# Exercise objective
Go through each line of the records below and count those with the word "Slopes". Give only the count.

# Records for the exercise
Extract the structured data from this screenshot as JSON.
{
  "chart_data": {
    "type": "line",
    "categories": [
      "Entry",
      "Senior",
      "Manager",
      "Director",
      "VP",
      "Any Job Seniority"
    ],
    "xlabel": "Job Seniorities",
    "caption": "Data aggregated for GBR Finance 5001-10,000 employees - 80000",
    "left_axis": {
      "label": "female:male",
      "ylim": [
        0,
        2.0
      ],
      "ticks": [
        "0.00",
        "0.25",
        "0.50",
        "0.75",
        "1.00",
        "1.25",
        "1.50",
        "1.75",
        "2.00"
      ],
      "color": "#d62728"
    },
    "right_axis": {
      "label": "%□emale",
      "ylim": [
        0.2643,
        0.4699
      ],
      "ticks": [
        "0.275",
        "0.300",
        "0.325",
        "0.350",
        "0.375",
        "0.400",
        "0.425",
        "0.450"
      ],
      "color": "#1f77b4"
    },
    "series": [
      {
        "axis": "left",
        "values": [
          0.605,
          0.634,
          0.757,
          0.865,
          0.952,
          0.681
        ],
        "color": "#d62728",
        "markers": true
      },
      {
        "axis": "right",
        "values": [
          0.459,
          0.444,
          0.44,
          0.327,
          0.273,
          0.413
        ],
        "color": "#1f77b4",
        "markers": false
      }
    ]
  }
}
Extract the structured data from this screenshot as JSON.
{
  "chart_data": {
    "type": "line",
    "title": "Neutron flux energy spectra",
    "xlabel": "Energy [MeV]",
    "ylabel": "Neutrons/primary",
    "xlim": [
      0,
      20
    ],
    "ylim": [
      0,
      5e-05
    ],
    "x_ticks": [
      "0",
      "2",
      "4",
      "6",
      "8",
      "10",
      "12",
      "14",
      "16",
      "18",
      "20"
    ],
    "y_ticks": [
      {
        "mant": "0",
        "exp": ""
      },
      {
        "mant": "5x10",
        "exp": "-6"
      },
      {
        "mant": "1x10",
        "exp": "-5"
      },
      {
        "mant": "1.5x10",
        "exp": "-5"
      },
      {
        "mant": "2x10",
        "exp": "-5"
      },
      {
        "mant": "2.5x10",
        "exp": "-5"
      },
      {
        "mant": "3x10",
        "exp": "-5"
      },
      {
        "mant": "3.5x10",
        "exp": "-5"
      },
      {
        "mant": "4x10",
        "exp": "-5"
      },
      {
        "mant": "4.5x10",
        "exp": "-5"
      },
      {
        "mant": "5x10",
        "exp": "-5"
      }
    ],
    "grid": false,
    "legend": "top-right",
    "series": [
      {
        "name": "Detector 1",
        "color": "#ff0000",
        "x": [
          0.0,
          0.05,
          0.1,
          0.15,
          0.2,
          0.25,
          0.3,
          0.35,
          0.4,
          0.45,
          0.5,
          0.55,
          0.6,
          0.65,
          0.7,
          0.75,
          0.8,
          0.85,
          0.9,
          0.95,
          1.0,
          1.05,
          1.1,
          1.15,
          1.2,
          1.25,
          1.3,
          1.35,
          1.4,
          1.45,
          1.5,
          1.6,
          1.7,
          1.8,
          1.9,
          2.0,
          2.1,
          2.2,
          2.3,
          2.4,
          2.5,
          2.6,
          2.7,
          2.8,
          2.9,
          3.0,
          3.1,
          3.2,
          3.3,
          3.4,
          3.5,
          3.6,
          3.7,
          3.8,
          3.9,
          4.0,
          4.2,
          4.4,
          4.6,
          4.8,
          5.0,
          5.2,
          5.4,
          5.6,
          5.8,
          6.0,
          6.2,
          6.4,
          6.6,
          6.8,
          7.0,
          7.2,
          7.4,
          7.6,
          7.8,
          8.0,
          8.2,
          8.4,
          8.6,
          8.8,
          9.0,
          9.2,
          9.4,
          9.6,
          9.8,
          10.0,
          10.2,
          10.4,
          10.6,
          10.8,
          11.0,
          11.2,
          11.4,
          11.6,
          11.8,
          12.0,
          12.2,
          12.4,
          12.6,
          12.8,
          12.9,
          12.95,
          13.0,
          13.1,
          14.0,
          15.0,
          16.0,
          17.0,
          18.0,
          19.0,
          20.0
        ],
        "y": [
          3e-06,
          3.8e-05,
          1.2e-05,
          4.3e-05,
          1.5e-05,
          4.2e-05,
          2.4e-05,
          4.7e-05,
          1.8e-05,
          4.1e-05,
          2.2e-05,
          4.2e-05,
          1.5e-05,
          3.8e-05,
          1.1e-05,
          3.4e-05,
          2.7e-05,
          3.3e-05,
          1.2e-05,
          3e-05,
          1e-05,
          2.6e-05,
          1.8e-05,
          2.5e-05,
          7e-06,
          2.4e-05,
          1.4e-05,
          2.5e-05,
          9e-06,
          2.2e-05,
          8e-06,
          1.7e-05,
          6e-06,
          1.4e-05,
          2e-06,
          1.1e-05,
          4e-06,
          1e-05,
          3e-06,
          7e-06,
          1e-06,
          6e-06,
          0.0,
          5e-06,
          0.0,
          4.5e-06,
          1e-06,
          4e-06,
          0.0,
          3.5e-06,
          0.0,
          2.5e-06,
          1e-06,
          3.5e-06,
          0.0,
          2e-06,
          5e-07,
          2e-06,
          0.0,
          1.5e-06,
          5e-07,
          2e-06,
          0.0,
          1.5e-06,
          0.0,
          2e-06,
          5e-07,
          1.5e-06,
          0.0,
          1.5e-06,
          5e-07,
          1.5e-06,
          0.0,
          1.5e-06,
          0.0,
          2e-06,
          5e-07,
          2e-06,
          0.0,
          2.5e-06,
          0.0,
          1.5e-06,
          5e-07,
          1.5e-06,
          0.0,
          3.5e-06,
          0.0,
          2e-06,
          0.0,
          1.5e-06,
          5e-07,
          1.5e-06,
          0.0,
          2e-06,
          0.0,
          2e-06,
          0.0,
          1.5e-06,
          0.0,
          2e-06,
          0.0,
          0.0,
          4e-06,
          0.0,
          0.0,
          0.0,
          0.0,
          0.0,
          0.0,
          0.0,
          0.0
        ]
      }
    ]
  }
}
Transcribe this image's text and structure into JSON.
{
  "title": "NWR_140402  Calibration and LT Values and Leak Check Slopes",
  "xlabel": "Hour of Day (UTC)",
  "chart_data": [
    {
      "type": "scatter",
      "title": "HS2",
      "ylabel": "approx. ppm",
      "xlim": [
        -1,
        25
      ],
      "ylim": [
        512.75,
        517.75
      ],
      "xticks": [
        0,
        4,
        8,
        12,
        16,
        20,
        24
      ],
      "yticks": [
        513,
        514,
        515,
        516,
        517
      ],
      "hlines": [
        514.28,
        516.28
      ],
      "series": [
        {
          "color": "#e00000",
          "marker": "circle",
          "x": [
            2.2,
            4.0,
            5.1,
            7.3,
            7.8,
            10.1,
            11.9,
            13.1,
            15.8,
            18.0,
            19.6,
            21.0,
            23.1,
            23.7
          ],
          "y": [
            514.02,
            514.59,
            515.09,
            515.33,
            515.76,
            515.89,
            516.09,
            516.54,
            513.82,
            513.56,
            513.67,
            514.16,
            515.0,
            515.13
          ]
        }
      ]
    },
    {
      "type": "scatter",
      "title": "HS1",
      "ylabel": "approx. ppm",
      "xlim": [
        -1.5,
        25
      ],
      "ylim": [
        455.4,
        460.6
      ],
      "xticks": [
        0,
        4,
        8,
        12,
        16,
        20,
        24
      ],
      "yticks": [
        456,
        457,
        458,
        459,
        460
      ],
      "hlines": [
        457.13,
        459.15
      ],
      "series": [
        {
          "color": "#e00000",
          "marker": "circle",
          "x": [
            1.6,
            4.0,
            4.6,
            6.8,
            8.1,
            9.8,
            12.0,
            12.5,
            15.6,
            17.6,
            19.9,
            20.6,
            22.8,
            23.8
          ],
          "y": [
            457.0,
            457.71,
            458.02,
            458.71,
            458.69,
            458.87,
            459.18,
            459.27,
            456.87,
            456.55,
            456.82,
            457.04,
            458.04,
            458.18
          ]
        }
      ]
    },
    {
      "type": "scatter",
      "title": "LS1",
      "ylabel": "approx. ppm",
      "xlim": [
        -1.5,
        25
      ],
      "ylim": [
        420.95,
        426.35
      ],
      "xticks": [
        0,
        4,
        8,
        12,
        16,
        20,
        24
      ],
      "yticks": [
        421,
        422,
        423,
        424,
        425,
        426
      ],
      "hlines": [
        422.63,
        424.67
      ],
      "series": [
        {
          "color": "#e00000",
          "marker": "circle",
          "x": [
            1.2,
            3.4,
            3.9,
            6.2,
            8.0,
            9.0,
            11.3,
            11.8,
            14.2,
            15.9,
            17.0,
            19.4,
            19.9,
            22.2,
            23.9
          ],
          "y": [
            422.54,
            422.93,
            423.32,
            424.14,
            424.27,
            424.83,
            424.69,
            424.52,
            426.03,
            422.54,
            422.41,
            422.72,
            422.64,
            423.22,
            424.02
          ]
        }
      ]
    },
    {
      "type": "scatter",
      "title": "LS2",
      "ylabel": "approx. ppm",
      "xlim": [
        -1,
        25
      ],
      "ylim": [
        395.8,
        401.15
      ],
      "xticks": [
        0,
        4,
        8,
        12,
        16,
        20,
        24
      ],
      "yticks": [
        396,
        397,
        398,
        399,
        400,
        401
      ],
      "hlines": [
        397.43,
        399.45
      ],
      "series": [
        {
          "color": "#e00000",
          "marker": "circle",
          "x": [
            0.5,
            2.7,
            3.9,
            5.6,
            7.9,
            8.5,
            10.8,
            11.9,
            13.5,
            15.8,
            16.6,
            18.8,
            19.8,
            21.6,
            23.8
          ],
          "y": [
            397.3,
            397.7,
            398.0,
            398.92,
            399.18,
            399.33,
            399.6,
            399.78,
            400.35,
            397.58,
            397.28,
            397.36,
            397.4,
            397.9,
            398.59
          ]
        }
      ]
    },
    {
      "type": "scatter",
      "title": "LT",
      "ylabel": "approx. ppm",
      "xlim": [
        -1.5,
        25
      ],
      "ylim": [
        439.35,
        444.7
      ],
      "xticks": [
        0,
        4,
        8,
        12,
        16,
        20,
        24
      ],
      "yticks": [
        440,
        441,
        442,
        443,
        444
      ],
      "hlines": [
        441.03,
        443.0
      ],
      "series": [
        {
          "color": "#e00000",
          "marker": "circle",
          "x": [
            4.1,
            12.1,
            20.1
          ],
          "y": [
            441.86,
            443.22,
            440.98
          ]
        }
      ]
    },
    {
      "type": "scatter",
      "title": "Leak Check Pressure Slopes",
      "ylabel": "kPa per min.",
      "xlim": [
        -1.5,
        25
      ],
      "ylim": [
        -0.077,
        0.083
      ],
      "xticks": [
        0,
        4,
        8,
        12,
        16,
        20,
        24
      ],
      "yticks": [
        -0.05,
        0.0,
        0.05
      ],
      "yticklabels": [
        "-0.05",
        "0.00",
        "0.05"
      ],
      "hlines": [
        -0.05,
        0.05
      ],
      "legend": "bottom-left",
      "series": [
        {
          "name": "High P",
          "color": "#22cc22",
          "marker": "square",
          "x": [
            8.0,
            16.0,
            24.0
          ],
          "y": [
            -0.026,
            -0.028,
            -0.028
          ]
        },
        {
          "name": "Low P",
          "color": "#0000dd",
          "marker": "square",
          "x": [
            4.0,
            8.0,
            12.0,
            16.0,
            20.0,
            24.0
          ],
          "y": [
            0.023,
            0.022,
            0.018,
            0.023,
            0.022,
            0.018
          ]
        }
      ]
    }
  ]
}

# Solution to the exercise
2